## What the exercise asks
Once the pictures are set aside, transcribe the remaining data exactly.

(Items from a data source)
+ + + + +
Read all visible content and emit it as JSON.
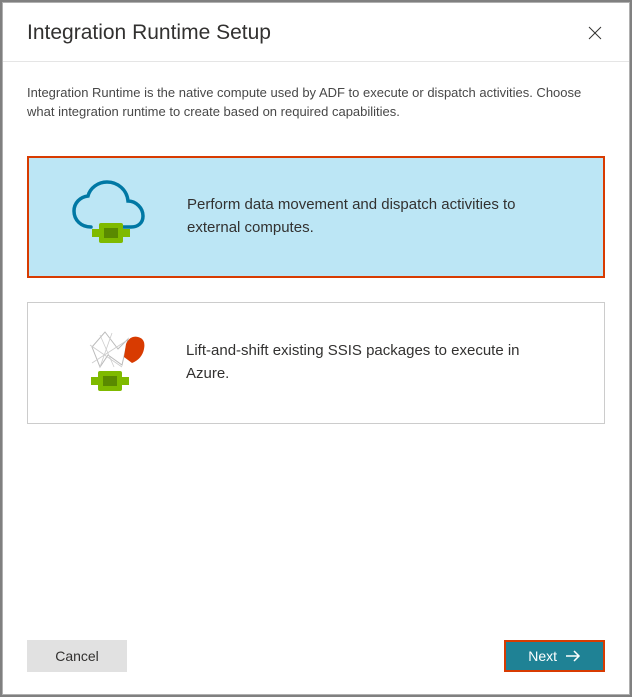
{
  "header": {
    "title": "Integration Runtime Setup"
  },
  "description": "Integration Runtime is the native compute used by ADF to execute or dispatch activities. Choose what integration runtime to create based on required capabilities.",
  "options": [
    {
      "text": "Perform data movement and dispatch activities to external computes.",
      "selected": true
    },
    {
      "text": "Lift-and-shift existing SSIS packages to execute in Azure.",
      "selected": false
    }
  ],
  "footer": {
    "cancel_label": "Cancel",
    "next_label": "Next"
  }
}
+ + + + +
## Reply to the task
Read all visible content and emit it as JSON.
{
  "header": {
    "title": "Integration Runtime Setup"
  },
  "description": "Integration Runtime is the native compute used by ADF to execute or dispatch activities. Choose what integration runtime to create based on required capabilities.",
  "options": [
    {
      "text": "Perform data movement and dispatch activities to external computes.",
      "selected": true
    },
    {
      "text": "Lift-and-shift existing SSIS packages to execute in Azure.",
      "selected": false
    }
  ],
  "footer": {
    "cancel_label": "Cancel",
    "next_label": "Next"
  }
}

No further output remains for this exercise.